[Items from a dataset]

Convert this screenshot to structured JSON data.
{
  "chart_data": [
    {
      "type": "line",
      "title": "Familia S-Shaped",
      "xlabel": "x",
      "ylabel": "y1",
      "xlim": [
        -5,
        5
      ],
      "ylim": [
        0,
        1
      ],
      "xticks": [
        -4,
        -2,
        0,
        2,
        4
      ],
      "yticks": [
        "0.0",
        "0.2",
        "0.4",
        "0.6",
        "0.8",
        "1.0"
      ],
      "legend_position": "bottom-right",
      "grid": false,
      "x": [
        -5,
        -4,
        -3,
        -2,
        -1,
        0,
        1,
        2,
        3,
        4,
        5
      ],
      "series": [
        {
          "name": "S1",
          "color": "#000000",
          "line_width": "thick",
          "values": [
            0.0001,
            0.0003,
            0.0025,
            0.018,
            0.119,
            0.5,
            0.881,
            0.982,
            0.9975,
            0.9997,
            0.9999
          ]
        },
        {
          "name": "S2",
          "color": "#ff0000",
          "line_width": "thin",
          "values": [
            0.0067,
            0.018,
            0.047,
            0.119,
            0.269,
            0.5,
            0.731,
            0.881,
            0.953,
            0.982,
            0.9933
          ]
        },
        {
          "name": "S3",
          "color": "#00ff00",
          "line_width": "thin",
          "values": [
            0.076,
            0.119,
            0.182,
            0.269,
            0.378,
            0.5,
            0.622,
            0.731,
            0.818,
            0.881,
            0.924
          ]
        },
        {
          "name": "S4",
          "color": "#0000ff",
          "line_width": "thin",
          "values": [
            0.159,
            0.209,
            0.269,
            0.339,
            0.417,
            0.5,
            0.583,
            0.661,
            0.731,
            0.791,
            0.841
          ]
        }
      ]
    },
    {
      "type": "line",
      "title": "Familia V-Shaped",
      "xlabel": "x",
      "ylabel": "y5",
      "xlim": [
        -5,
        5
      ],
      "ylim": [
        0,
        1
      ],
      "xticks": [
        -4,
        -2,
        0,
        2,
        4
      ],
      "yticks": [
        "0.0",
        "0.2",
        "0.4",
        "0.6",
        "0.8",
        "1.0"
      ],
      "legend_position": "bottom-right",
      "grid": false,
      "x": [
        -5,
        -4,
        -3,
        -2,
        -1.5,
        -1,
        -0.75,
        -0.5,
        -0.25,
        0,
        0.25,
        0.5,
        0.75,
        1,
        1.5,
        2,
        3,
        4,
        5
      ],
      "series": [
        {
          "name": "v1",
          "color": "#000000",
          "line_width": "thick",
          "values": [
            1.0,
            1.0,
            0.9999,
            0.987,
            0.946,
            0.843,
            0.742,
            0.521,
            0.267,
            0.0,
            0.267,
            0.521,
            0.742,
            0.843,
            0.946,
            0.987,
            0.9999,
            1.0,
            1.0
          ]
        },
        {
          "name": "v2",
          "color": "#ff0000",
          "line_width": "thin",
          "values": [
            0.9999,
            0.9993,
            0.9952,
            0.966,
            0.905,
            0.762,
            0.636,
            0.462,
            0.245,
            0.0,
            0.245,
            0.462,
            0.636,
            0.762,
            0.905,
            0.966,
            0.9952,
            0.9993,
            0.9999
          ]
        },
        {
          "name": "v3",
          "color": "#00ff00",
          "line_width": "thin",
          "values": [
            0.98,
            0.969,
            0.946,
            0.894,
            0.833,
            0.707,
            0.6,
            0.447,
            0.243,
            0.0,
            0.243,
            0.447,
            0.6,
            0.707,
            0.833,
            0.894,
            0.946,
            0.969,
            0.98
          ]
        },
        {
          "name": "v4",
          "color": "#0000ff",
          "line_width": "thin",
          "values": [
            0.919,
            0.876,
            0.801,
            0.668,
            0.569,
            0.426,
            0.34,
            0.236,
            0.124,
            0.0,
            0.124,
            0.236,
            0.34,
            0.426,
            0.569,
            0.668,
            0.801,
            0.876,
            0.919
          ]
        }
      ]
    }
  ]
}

TASK DESCRIPTION: Go through the records and copy each line with "Shaped" in it.

EXERCISE SOLUTION:
      "title": "Familia S-Shaped",
      "title": "Familia V-Shaped",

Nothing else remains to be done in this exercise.